<<<<

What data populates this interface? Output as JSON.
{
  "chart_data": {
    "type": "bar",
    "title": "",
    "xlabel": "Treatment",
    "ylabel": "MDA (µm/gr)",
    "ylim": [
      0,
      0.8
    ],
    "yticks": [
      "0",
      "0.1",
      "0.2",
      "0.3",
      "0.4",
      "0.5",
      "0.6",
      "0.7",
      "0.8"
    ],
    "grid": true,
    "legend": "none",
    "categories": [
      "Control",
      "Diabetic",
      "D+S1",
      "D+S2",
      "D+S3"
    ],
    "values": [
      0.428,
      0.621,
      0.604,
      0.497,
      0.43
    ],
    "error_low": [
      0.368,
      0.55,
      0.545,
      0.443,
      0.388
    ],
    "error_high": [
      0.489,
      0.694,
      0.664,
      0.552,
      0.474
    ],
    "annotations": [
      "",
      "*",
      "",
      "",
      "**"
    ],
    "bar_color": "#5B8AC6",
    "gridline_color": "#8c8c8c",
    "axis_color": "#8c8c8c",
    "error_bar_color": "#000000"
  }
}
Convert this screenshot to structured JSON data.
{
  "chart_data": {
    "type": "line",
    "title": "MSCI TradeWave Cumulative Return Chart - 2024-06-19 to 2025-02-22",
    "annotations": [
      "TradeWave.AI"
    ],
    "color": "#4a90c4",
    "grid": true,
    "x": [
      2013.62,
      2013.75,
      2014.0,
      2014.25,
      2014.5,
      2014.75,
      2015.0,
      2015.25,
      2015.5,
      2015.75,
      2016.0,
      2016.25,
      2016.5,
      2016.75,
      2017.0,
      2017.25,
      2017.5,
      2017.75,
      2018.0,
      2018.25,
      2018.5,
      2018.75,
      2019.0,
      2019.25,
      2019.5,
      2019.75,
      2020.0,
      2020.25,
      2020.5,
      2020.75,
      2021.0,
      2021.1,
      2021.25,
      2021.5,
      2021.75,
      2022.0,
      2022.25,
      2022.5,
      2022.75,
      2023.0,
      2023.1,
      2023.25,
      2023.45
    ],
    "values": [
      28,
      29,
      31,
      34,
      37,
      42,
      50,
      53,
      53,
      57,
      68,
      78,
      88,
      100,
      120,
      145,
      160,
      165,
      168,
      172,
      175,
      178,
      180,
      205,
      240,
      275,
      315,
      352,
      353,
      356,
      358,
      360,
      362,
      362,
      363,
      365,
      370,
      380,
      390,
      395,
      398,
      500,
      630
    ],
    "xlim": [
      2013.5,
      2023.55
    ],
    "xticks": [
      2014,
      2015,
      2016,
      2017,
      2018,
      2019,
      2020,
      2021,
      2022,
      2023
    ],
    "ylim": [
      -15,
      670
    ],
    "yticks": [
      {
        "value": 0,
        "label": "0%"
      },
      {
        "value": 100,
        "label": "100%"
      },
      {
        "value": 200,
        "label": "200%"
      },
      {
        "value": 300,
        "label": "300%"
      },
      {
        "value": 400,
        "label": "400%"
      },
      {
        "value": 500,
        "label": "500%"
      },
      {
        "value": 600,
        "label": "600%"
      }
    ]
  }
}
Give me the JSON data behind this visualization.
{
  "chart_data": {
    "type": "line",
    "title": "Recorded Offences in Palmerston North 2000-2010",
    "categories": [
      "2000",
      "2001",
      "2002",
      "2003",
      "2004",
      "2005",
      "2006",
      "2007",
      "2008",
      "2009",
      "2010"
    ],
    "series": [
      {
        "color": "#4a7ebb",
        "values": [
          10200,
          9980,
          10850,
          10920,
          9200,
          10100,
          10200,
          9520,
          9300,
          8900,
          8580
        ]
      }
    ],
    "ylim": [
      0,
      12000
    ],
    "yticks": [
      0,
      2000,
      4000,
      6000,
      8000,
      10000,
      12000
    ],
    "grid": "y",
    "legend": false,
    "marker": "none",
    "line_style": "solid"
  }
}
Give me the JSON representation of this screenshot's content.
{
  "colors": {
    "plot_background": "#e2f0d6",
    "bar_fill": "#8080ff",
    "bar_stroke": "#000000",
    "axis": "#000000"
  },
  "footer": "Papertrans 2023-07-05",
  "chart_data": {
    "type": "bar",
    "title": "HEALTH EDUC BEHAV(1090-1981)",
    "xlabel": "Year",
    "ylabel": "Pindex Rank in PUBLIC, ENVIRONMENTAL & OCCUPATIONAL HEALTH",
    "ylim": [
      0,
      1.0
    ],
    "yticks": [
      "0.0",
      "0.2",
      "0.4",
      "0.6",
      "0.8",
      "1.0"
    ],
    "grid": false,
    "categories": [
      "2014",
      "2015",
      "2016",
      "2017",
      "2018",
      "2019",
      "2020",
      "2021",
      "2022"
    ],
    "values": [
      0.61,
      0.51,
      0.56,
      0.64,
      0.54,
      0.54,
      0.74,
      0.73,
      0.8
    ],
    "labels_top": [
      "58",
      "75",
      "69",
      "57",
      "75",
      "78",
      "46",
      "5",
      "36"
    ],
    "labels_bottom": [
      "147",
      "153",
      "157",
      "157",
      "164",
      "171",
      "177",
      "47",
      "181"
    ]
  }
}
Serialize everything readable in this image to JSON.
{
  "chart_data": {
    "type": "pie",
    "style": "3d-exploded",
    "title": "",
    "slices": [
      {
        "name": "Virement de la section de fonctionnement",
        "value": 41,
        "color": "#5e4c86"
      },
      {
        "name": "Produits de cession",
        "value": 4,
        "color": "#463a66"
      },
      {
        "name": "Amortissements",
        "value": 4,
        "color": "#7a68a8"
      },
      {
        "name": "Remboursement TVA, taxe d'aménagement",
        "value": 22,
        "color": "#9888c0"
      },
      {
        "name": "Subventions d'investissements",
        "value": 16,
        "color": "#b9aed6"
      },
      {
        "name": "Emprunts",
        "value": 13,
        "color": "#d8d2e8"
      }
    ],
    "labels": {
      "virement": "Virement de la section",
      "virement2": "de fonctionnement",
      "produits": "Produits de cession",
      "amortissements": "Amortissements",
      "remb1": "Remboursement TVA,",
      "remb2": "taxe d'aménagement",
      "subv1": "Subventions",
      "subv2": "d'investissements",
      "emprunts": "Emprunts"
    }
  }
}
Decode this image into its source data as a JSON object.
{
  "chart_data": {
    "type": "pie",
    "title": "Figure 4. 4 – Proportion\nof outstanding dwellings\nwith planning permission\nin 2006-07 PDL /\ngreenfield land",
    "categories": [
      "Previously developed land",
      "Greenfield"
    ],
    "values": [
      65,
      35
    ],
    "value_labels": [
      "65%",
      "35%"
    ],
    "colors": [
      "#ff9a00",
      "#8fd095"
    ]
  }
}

>>>>

DIRECTIONS FOR THIS TASK>
Search the data for "screenshot". Copy every line that has it.

ANSWER TO THIS TASK>
Convert this screenshot to structured JSON data.
Give me the JSON representation of this screenshot's content.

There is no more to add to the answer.